**EXTRACTED TEXT**.
● ● ● ●

I guess the main problem here is that a lot of what is considered romantic and swoonworthy in the Anglo-American part of the world, not just doesn’t do a thing for me, I actively dislike it. And I only wrote Anglo-American, because E.L. James, author of Fifty Shades of Grey, is British. But mainly, books like Fifty Shades of Grey or Harlequin Presents (which have several British authors as well) or the rapetastic bodicerippers of yesteryear are an American phenomenon and reflect the conflicted American attitudes about sexuality, namely that the only way a woman is allowed to enjoy sex without being labeled a slut is if she’s forced into it by an overpowering man. The old bodiceripper style romances were never as popular in Europe (including the UK) as in the US and most European readers I have spoken to actively hated them.

● ● ● ●

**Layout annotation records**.

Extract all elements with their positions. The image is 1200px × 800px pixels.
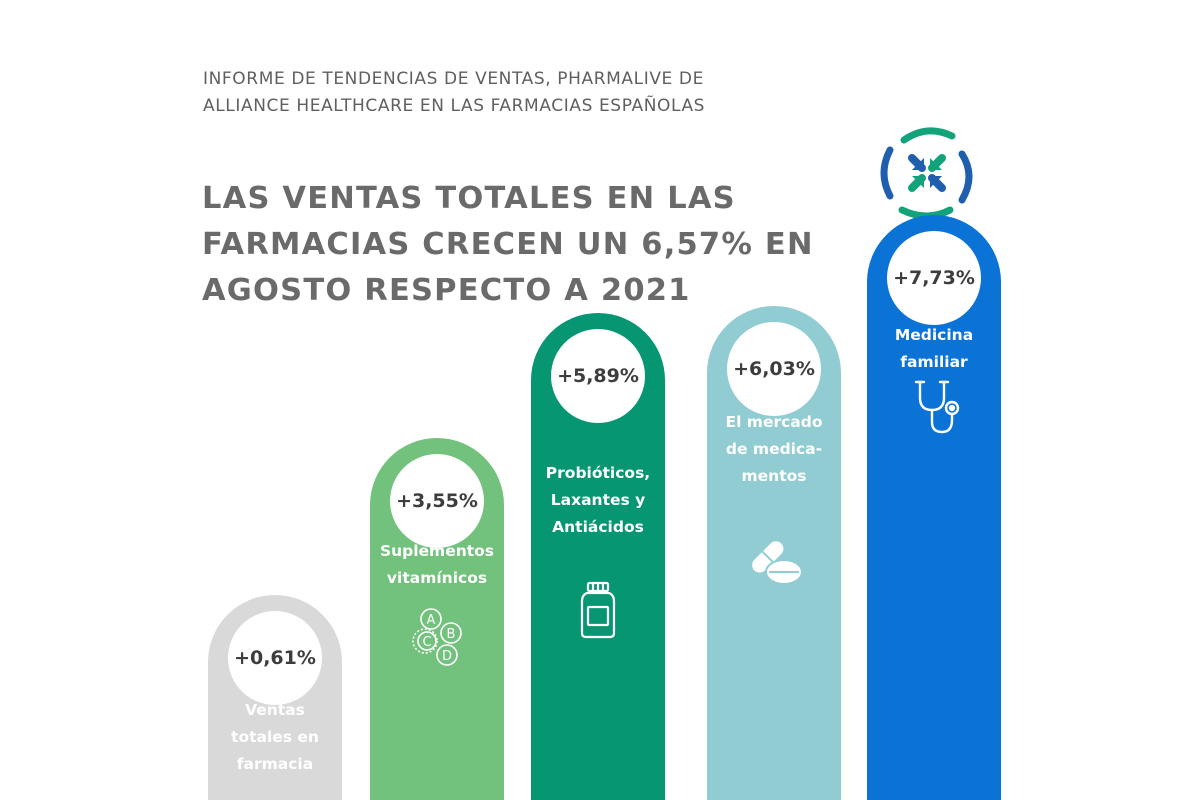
value-label: +0,61% [228, 611, 322, 705]
category-label: Suplementos vitamínicos [370, 538, 504, 592]
medicine-bottle-icon [568, 579, 628, 639]
value-label: +5,89% [551, 329, 645, 423]
value-label: +3,55% [390, 454, 484, 548]
svg-text:C: C [422, 635, 431, 650]
category-label-line: de medica- [725, 440, 823, 458]
report-subtitle: INFORME DE TENDENCIAS DE VENTAS, PHARMAL… [203, 69, 706, 116]
category-label-line: mentos [741, 467, 807, 485]
category-label-line: Antiácidos [552, 518, 644, 536]
category-label-line: Suplementos [379, 542, 495, 560]
category-label: Probióticos, Laxantes y Antiácidos [531, 460, 665, 541]
category-label-line: farmacia [236, 755, 314, 773]
bar-medicamentos: +6,03% El mercado de medica-mentos [707, 306, 841, 800]
category-label-line: Laxantes y [550, 491, 646, 509]
page-title: LAS VENTAS TOTALES EN LAS FARMACIAS CREC… [202, 181, 814, 308]
category-label: Ventas totales en farmacia [208, 697, 342, 778]
svg-text:D: D [442, 649, 452, 664]
stethoscope-icon [904, 376, 964, 436]
category-label-line: familiar [900, 353, 968, 371]
value-label: +7,73% [887, 231, 981, 325]
svg-text:A: A [427, 613, 436, 628]
value-label: +6,03% [727, 322, 821, 416]
pills-icon [744, 528, 804, 588]
bar-ventas-totales: +0,61% Ventas totales en farmacia [208, 595, 342, 800]
category-label-line: El mercado [725, 413, 823, 431]
category-label: El mercado de medica-mentos [707, 409, 841, 490]
bar-medicina-familiar: +7,73% Medicina familiar [867, 215, 1001, 800]
bar-probioticos: +5,89% Probióticos, Laxantes y Antiácidos [531, 313, 665, 800]
category-label: Medicina familiar [867, 322, 1001, 376]
category-label-line: Medicina [894, 326, 974, 344]
cross-arrows-logo-icon [872, 118, 982, 228]
category-label-line: totales en [231, 728, 319, 746]
category-label-line: Ventas [245, 701, 305, 719]
svg-text:B: B [447, 627, 456, 642]
bar-suplementos: +3,55% Suplementos vitamínicos A B C D [370, 438, 504, 800]
category-label-line: Probióticos, [545, 464, 651, 482]
category-label-line: vitamínicos [386, 569, 488, 587]
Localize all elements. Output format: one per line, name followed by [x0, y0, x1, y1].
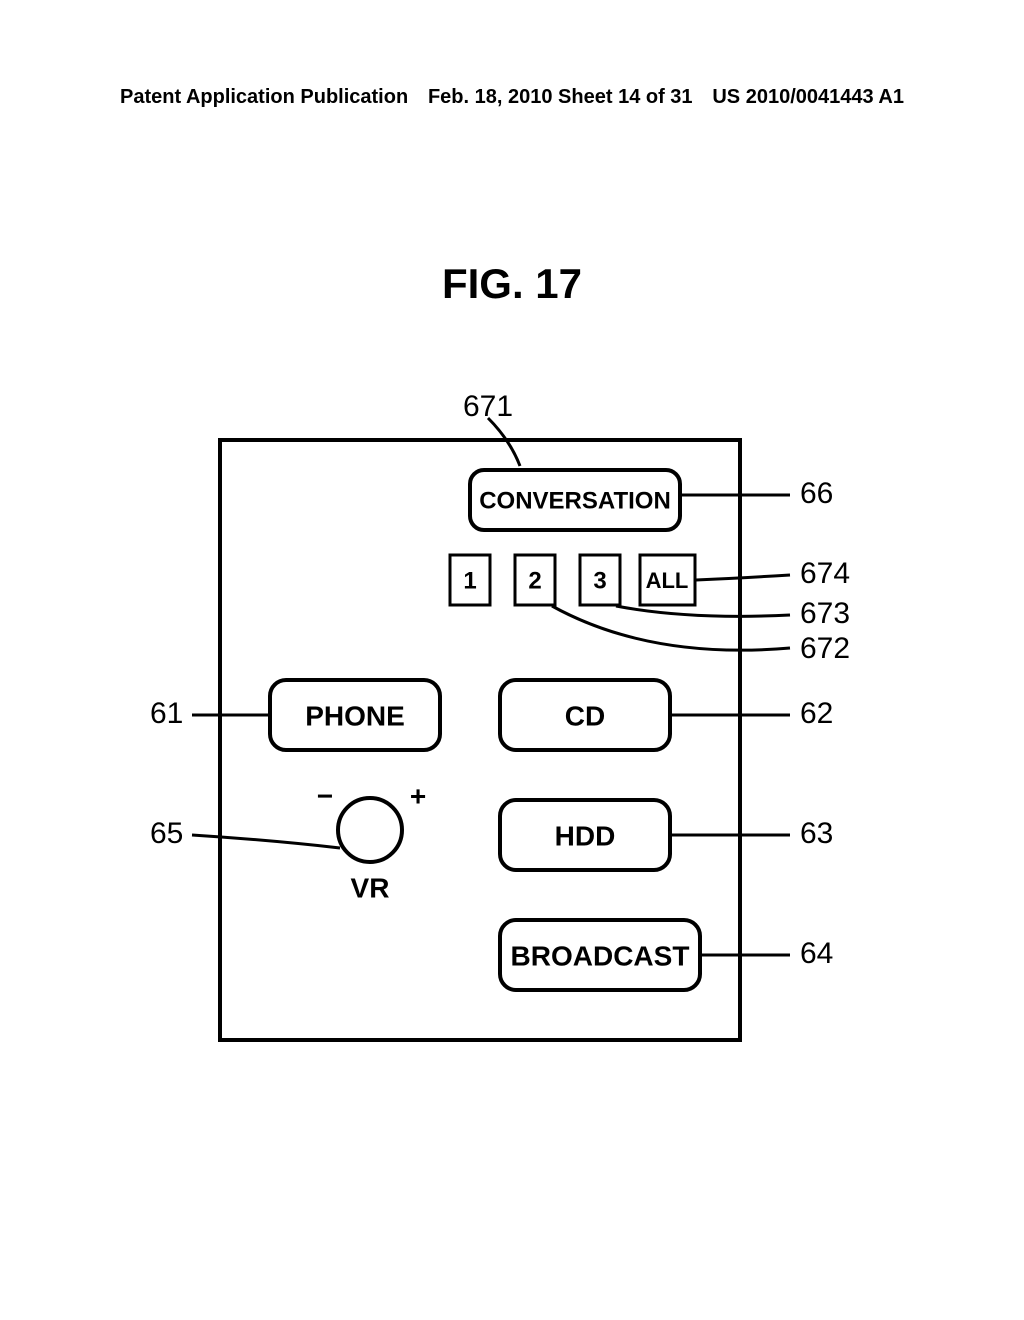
svg-text:61: 61: [150, 697, 183, 730]
svg-text:3: 3: [593, 567, 606, 594]
ref-671: 671: [463, 390, 520, 466]
page-header: Patent Application Publication Feb. 18, …: [0, 86, 1024, 109]
svg-text:65: 65: [150, 817, 183, 850]
cd-button[interactable]: CD: [500, 680, 670, 750]
svg-text:CONVERSATION: CONVERSATION: [479, 487, 671, 514]
preset-2-button[interactable]: 2: [515, 555, 555, 605]
svg-text:PHONE: PHONE: [305, 700, 405, 731]
svg-text:+: +: [410, 780, 426, 811]
phone-button[interactable]: PHONE: [270, 680, 440, 750]
svg-text:VR: VR: [351, 872, 390, 903]
svg-text:674: 674: [800, 557, 850, 590]
svg-text:−: −: [317, 780, 333, 811]
svg-text:671: 671: [463, 390, 513, 423]
header-right: US 2010/0041443 A1: [712, 86, 904, 109]
svg-text:1: 1: [463, 567, 476, 594]
ref-65: 65: [150, 817, 340, 850]
conversation-button[interactable]: CONVERSATION: [470, 470, 680, 530]
hdd-button[interactable]: HDD: [500, 800, 670, 870]
svg-text:HDD: HDD: [555, 820, 616, 851]
ref-64: 64: [702, 937, 833, 970]
preset-1-button[interactable]: 1: [450, 555, 490, 605]
vr-knob[interactable]: − + VR: [317, 780, 426, 903]
header-left: Patent Application Publication: [120, 86, 408, 109]
figure-diagram: CONVERSATION 1 2 3 ALL PHONE CD HDD BROA…: [120, 380, 900, 1080]
ref-66: 66: [682, 477, 833, 510]
figure-title: FIG. 17: [0, 260, 1024, 308]
header-center: Feb. 18, 2010 Sheet 14 of 31: [428, 86, 693, 109]
svg-text:BROADCAST: BROADCAST: [511, 940, 690, 971]
ref-61: 61: [150, 697, 268, 730]
svg-text:63: 63: [800, 817, 833, 850]
broadcast-button[interactable]: BROADCAST: [500, 920, 700, 990]
svg-text:672: 672: [800, 632, 850, 665]
ref-62: 62: [672, 697, 833, 730]
svg-text:673: 673: [800, 597, 850, 630]
ref-674: 674: [696, 557, 850, 590]
preset-all-button[interactable]: ALL: [640, 555, 695, 605]
svg-text:ALL: ALL: [646, 568, 689, 593]
svg-text:62: 62: [800, 697, 833, 730]
svg-text:2: 2: [528, 567, 541, 594]
ref-63: 63: [672, 817, 833, 850]
svg-text:CD: CD: [565, 700, 605, 731]
preset-3-button[interactable]: 3: [580, 555, 620, 605]
svg-text:66: 66: [800, 477, 833, 510]
svg-text:64: 64: [800, 937, 833, 970]
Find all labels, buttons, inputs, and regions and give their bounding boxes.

● ● ● ●

**THINGS TO DO**.
1 > Summarize the passage about romance books in two sentences.
2 > Retype everything in the passage about romance books from "I guess the" down to "actively hated them.".

**PER-TASK OUTPUTS**.
1 > The writer actively dislikes much of what is considered romantic in the Anglo-American world and sees books like Fifty Shades of Grey, Harlequin Presents, and old bodice rippers as mainly an American phenomenon reflecting conflicted attitudes about sexuality. In that view, a woman may enjoy sex without being labeled a slut only if an overpowering man forces her into it, and such bodice-ripper romances were never as popular in Europe, including the UK, where most readers the writer has spoken to hated them.

2 >
I guess the main problem here is that a lot of what is considered romantic and swoonworthy in the Anglo-American part of the world, not just doesn’t do a thing for me, I actively dislike it. And I only wrote Anglo-American, because E.L. James, author of Fifty Shades of Grey, is British. But mainly, books like Fifty Shades of Grey or Harlequin Presents (which have several British authors as well) or the rapetastic bodicerippers of yesteryear are an American phenomenon and reflect the conflicted American attitudes about sexuality, namely that the only way a woman is allowed to enjoy sex without being labeled a slut is if she’s forced into it by an overpowering man. The old bodiceripper style romances were never as popular in Europe (including the UK) as in the US and most European readers I have spoken to actively hated them.